(Stored records)
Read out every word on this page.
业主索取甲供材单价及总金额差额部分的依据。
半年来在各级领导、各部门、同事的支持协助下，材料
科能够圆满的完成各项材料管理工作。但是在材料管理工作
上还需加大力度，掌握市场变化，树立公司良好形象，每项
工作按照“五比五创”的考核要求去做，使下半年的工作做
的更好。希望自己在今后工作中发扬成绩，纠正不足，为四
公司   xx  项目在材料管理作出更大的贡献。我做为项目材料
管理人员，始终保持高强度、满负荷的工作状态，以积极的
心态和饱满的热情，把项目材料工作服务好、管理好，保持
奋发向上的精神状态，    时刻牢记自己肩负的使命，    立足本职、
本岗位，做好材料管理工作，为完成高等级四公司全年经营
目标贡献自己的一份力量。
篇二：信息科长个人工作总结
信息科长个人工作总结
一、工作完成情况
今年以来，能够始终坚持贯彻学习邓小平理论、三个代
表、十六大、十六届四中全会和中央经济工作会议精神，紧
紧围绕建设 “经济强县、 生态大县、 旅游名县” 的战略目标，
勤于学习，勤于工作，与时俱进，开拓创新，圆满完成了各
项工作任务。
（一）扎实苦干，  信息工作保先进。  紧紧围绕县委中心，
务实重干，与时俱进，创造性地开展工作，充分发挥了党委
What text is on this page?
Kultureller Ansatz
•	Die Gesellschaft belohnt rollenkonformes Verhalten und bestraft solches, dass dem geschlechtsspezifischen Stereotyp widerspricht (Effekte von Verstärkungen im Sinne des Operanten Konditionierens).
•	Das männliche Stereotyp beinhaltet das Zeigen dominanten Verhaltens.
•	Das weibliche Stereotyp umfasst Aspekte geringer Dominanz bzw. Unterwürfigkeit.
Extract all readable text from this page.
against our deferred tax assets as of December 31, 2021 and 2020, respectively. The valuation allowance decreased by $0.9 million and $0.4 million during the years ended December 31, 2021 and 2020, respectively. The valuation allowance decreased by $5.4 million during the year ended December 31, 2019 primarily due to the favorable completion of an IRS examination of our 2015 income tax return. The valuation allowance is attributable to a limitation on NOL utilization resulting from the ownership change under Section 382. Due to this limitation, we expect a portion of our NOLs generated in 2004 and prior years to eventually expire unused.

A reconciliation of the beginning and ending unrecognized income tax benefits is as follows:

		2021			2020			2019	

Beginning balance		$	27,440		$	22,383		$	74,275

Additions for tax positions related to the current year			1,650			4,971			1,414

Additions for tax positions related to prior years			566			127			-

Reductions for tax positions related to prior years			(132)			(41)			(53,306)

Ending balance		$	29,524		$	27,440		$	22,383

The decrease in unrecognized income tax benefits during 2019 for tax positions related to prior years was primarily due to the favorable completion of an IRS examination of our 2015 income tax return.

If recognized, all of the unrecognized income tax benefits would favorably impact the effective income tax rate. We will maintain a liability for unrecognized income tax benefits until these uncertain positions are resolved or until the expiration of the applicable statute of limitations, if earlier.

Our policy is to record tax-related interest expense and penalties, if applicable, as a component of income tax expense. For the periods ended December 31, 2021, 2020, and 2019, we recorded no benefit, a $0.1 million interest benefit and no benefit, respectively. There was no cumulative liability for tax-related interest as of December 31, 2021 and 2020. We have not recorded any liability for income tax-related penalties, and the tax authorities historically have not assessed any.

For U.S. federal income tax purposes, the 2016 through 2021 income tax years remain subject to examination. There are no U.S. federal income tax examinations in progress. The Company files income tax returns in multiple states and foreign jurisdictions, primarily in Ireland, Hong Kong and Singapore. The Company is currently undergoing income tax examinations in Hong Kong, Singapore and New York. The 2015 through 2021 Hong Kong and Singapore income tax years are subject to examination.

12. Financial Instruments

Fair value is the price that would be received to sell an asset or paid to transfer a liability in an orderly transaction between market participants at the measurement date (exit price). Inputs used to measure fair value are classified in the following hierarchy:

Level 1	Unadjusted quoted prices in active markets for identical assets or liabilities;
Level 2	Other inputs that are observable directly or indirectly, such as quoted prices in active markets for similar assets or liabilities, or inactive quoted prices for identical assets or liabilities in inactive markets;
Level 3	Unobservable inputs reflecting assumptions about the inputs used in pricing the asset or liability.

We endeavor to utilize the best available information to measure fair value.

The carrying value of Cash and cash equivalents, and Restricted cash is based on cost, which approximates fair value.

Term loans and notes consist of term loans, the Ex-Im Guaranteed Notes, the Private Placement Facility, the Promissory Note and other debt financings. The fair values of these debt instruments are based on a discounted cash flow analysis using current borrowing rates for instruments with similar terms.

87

Your instructions:
Return the lines above exactly, keeping every word.

Solved problem:
Read out every word on this page.
业主索取甲供材单价及总金额差额部分的依据。
半年来在各级领导、各部门、同事的支持协助下，材料
科能够圆满的完成各项材料管理工作。但是在材料管理工作
上还需加大力度，掌握市场变化，树立公司良好形象，每项
工作按照“五比五创”的考核要求去做，使下半年的工作做
的更好。希望自己在今后工作中发扬成绩，纠正不足，为四
公司   xx  项目在材料管理作出更大的贡献。我做为项目材料
管理人员，始终保持高强度、满负荷的工作状态，以积极的
心态和饱满的热情，把项目材料工作服务好、管理好，保持
奋发向上的精神状态，    时刻牢记自己肩负的使命，    立足本职、
本岗位，做好材料管理工作，为完成高等级四公司全年经营
目标贡献自己的一份力量。
篇二：信息科长个人工作总结
信息科长个人工作总结
一、工作完成情况
今年以来，能够始终坚持贯彻学习邓小平理论、三个代
表、十六大、十六届四中全会和中央经济工作会议精神，紧
紧围绕建设 “经济强县、 生态大县、 旅游名县” 的战略目标，
勤于学习，勤于工作，与时俱进，开拓创新，圆满完成了各
项工作任务。
（一）扎实苦干，  信息工作保先进。  紧紧围绕县委中心，
务实重干，与时俱进，创造性地开展工作，充分发挥了党委
What text is on this page?
Kultureller Ansatz
•	Die Gesellschaft belohnt rollenkonformes Verhalten und bestraft solches, dass dem geschlechtsspezifischen Stereotyp widerspricht (Effekte von Verstärkungen im Sinne des Operanten Konditionierens).
•	Das männliche Stereotyp beinhaltet das Zeigen dominanten Verhaltens.
•	Das weibliche Stereotyp umfasst Aspekte geringer Dominanz bzw. Unterwürfigkeit.
Extract all readable text from this page.
against our deferred tax assets as of December 31, 2021 and 2020, respectively. The valuation allowance decreased by $0.9 million and $0.4 million during the years ended December 31, 2021 and 2020, respectively. The valuation allowance decreased by $5.4 million during the year ended December 31, 2019 primarily due to the favorable completion of an IRS examination of our 2015 income tax return. The valuation allowance is attributable to a limitation on NOL utilization resulting from the ownership change under Section 382. Due to this limitation, we expect a portion of our NOLs generated in 2004 and prior years to eventually expire unused.

A reconciliation of the beginning and ending unrecognized income tax benefits is as follows:

		2021			2020			2019	

Beginning balance		$	27,440		$	22,383		$	74,275

Additions for tax positions related to the current year			1,650			4,971			1,414

Additions for tax positions related to prior years			566			127			-

Reductions for tax positions related to prior years			(132)			(41)			(53,306)

Ending balance		$	29,524		$	27,440		$	22,383

The decrease in unrecognized income tax benefits during 2019 for tax positions related to prior years was primarily due to the favorable completion of an IRS examination of our 2015 income tax return.

If recognized, all of the unrecognized income tax benefits would favorably impact the effective income tax rate. We will maintain a liability for unrecognized income tax benefits until these uncertain positions are resolved or until the expiration of the applicable statute of limitations, if earlier.

Our policy is to record tax-related interest expense and penalties, if applicable, as a component of income tax expense. For the periods ended December 31, 2021, 2020, and 2019, we recorded no benefit, a $0.1 million interest benefit and no benefit, respectively. There was no cumulative liability for tax-related interest as of December 31, 2021 and 2020. We have not recorded any liability for income tax-related penalties, and the tax authorities historically have not assessed any.

For U.S. federal income tax purposes, the 2016 through 2021 income tax years remain subject to examination. There are no U.S. federal income tax examinations in progress. The Company files income tax returns in multiple states and foreign jurisdictions, primarily in Ireland, Hong Kong and Singapore. The Company is currently undergoing income tax examinations in Hong Kong, Singapore and New York. The 2015 through 2021 Hong Kong and Singapore income tax years are subject to examination.

12. Financial Instruments

Fair value is the price that would be received to sell an asset or paid to transfer a liability in an orderly transaction between market participants at the measurement date (exit price). Inputs used to measure fair value are classified in the following hierarchy:

Level 1	Unadjusted quoted prices in active markets for identical assets or liabilities;
Level 2	Other inputs that are observable directly or indirectly, such as quoted prices in active markets for similar assets or liabilities, or inactive quoted prices for identical assets or liabilities in inactive markets;
Level 3	Unobservable inputs reflecting assumptions about the inputs used in pricing the asset or liability.

We endeavor to utilize the best available information to measure fair value.

The carrying value of Cash and cash equivalents, and Restricted cash is based on cost, which approximates fair value.

Term loans and notes consist of term loans, the Ex-Im Guaranteed Notes, the Private Placement Facility, the Promissory Note and other debt financings. The fair values of these debt instruments are based on a discounted cash flow analysis using current borrowing rates for instruments with similar terms.

87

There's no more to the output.